(Stored items)
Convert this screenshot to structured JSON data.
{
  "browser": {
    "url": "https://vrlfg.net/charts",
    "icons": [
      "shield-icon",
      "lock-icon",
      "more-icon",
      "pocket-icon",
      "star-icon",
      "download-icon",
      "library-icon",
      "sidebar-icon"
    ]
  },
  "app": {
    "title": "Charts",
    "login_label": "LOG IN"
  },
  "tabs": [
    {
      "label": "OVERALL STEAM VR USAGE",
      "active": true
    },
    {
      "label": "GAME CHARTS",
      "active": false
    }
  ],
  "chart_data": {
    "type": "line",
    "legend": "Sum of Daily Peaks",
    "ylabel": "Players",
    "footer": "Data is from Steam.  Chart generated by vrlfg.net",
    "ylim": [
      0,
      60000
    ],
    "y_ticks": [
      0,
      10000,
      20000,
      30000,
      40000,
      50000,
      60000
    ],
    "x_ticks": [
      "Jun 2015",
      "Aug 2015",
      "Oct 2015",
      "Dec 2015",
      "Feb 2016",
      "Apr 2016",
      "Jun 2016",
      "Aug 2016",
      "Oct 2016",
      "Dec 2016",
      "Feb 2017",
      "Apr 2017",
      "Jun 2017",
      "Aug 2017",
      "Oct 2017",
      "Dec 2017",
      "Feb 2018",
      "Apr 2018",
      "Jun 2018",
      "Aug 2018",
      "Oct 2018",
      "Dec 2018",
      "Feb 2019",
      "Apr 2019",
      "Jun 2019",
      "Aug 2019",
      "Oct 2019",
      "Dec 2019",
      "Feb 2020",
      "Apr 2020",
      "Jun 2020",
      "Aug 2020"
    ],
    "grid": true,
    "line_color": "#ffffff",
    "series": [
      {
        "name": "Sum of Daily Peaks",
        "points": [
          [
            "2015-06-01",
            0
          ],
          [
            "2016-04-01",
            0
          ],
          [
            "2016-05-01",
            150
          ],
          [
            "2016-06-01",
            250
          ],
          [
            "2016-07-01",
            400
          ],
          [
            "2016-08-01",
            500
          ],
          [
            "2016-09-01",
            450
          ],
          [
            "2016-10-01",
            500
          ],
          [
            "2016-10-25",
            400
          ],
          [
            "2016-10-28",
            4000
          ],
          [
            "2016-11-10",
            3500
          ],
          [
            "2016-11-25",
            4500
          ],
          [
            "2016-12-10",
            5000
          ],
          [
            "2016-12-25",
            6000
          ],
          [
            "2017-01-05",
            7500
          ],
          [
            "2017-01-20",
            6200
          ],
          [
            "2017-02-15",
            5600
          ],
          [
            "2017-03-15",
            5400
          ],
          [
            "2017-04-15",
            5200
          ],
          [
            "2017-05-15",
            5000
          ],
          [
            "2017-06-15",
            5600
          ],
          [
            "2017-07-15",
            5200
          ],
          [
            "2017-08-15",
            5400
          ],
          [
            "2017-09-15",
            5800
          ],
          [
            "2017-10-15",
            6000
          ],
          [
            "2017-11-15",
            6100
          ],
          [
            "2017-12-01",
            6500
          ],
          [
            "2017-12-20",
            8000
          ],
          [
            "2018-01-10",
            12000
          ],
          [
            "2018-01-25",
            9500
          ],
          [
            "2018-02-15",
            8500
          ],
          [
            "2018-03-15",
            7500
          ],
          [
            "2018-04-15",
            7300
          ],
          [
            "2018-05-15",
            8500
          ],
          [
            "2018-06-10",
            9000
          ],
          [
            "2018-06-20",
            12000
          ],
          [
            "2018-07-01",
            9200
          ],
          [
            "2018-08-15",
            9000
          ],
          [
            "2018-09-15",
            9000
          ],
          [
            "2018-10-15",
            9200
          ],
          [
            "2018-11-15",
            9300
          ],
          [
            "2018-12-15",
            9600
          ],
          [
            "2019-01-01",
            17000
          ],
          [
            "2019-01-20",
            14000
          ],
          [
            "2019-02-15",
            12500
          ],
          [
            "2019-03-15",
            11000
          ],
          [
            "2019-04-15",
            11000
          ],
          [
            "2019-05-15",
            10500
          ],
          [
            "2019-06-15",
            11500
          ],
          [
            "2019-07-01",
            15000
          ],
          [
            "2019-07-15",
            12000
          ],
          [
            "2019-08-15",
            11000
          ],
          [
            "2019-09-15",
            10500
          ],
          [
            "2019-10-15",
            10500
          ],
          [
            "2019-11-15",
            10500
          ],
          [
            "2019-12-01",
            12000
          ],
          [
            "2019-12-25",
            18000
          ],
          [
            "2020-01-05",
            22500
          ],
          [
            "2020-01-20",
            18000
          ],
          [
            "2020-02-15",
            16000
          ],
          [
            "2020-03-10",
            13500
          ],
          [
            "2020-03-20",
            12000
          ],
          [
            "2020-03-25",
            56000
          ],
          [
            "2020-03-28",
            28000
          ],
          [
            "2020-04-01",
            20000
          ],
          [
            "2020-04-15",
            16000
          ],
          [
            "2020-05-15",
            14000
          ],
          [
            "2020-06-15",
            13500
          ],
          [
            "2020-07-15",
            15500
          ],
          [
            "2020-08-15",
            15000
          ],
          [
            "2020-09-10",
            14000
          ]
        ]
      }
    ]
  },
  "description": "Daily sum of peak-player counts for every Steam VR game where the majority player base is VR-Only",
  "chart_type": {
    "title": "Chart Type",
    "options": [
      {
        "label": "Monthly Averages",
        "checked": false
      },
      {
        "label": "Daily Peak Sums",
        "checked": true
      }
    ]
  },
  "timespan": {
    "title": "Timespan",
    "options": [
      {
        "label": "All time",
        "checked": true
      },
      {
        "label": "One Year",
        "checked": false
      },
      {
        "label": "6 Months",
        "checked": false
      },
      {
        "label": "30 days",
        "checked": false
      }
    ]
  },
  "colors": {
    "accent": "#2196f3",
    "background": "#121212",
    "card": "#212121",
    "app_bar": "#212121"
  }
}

§ **DESCRIPTION OF THE TASK**
Print all of the entries again, exactly as written.

§ **FINAL RESULT**
Convert this screenshot to structured JSON data.
{
  "browser": {
    "url": "https://vrlfg.net/charts",
    "icons": [
      "shield-icon",
      "lock-icon",
      "more-icon",
      "pocket-icon",
      "star-icon",
      "download-icon",
      "library-icon",
      "sidebar-icon"
    ]
  },
  "app": {
    "title": "Charts",
    "login_label": "LOG IN"
  },
  "tabs": [
    {
      "label": "OVERALL STEAM VR USAGE",
      "active": true
    },
    {
      "label": "GAME CHARTS",
      "active": false
    }
  ],
  "chart_data": {
    "type": "line",
    "legend": "Sum of Daily Peaks",
    "ylabel": "Players",
    "footer": "Data is from Steam.  Chart generated by vrlfg.net",
    "ylim": [
      0,
      60000
    ],
    "y_ticks": [
      0,
      10000,
      20000,
      30000,
      40000,
      50000,
      60000
    ],
    "x_ticks": [
      "Jun 2015",
      "Aug 2015",
      "Oct 2015",
      "Dec 2015",
      "Feb 2016",
      "Apr 2016",
      "Jun 2016",
      "Aug 2016",
      "Oct 2016",
      "Dec 2016",
      "Feb 2017",
      "Apr 2017",
      "Jun 2017",
      "Aug 2017",
      "Oct 2017",
      "Dec 2017",
      "Feb 2018",
      "Apr 2018",
      "Jun 2018",
      "Aug 2018",
      "Oct 2018",
      "Dec 2018",
      "Feb 2019",
      "Apr 2019",
      "Jun 2019",
      "Aug 2019",
      "Oct 2019",
      "Dec 2019",
      "Feb 2020",
      "Apr 2020",
      "Jun 2020",
      "Aug 2020"
    ],
    "grid": true,
    "line_color": "#ffffff",
    "series": [
      {
        "name": "Sum of Daily Peaks",
        "points": [
          [
            "2015-06-01",
            0
          ],
          [
            "2016-04-01",
            0
          ],
          [
            "2016-05-01",
            150
          ],
          [
            "2016-06-01",
            250
          ],
          [
            "2016-07-01",
            400
          ],
          [
            "2016-08-01",
            500
          ],
          [
            "2016-09-01",
            450
          ],
          [
            "2016-10-01",
            500
          ],
          [
            "2016-10-25",
            400
          ],
          [
            "2016-10-28",
            4000
          ],
          [
            "2016-11-10",
            3500
          ],
          [
            "2016-11-25",
            4500
          ],
          [
            "2016-12-10",
            5000
          ],
          [
            "2016-12-25",
            6000
          ],
          [
            "2017-01-05",
            7500
          ],
          [
            "2017-01-20",
            6200
          ],
          [
            "2017-02-15",
            5600
          ],
          [
            "2017-03-15",
            5400
          ],
          [
            "2017-04-15",
            5200
          ],
          [
            "2017-05-15",
            5000
          ],
          [
            "2017-06-15",
            5600
          ],
          [
            "2017-07-15",
            5200
          ],
          [
            "2017-08-15",
            5400
          ],
          [
            "2017-09-15",
            5800
          ],
          [
            "2017-10-15",
            6000
          ],
          [
            "2017-11-15",
            6100
          ],
          [
            "2017-12-01",
            6500
          ],
          [
            "2017-12-20",
            8000
          ],
          [
            "2018-01-10",
            12000
          ],
          [
            "2018-01-25",
            9500
          ],
          [
            "2018-02-15",
            8500
          ],
          [
            "2018-03-15",
            7500
          ],
          [
            "2018-04-15",
            7300
          ],
          [
            "2018-05-15",
            8500
          ],
          [
            "2018-06-10",
            9000
          ],
          [
            "2018-06-20",
            12000
          ],
          [
            "2018-07-01",
            9200
          ],
          [
            "2018-08-15",
            9000
          ],
          [
            "2018-09-15",
            9000
          ],
          [
            "2018-10-15",
            9200
          ],
          [
            "2018-11-15",
            9300
          ],
          [
            "2018-12-15",
            9600
          ],
          [
            "2019-01-01",
            17000
          ],
          [
            "2019-01-20",
            14000
          ],
          [
            "2019-02-15",
            12500
          ],
          [
            "2019-03-15",
            11000
          ],
          [
            "2019-04-15",
            11000
          ],
          [
            "2019-05-15",
            10500
          ],
          [
            "2019-06-15",
            11500
          ],
          [
            "2019-07-01",
            15000
          ],
          [
            "2019-07-15",
            12000
          ],
          [
            "2019-08-15",
            11000
          ],
          [
            "2019-09-15",
            10500
          ],
          [
            "2019-10-15",
            10500
          ],
          [
            "2019-11-15",
            10500
          ],
          [
            "2019-12-01",
            12000
          ],
          [
            "2019-12-25",
            18000
          ],
          [
            "2020-01-05",
            22500
          ],
          [
            "2020-01-20",
            18000
          ],
          [
            "2020-02-15",
            16000
          ],
          [
            "2020-03-10",
            13500
          ],
          [
            "2020-03-20",
            12000
          ],
          [
            "2020-03-25",
            56000
          ],
          [
            "2020-03-28",
            28000
          ],
          [
            "2020-04-01",
            20000
          ],
          [
            "2020-04-15",
            16000
          ],
          [
            "2020-05-15",
            14000
          ],
          [
            "2020-06-15",
            13500
          ],
          [
            "2020-07-15",
            15500
          ],
          [
            "2020-08-15",
            15000
          ],
          [
            "2020-09-10",
            14000
          ]
        ]
      }
    ]
  },
  "description": "Daily sum of peak-player counts for every Steam VR game where the majority player base is VR-Only",
  "chart_type": {
    "title": "Chart Type",
    "options": [
      {
        "label": "Monthly Averages",
        "checked": false
      },
      {
        "label": "Daily Peak Sums",
        "checked": true
      }
    ]
  },
  "timespan": {
    "title": "Timespan",
    "options": [
      {
        "label": "All time",
        "checked": true
      },
      {
        "label": "One Year",
        "checked": false
      },
      {
        "label": "6 Months",
        "checked": false
      },
      {
        "label": "30 days",
        "checked": false
      }
    ]
  },
  "colors": {
    "accent": "#2196f3",
    "background": "#121212",
    "card": "#212121",
    "app_bar": "#212121"
  }
}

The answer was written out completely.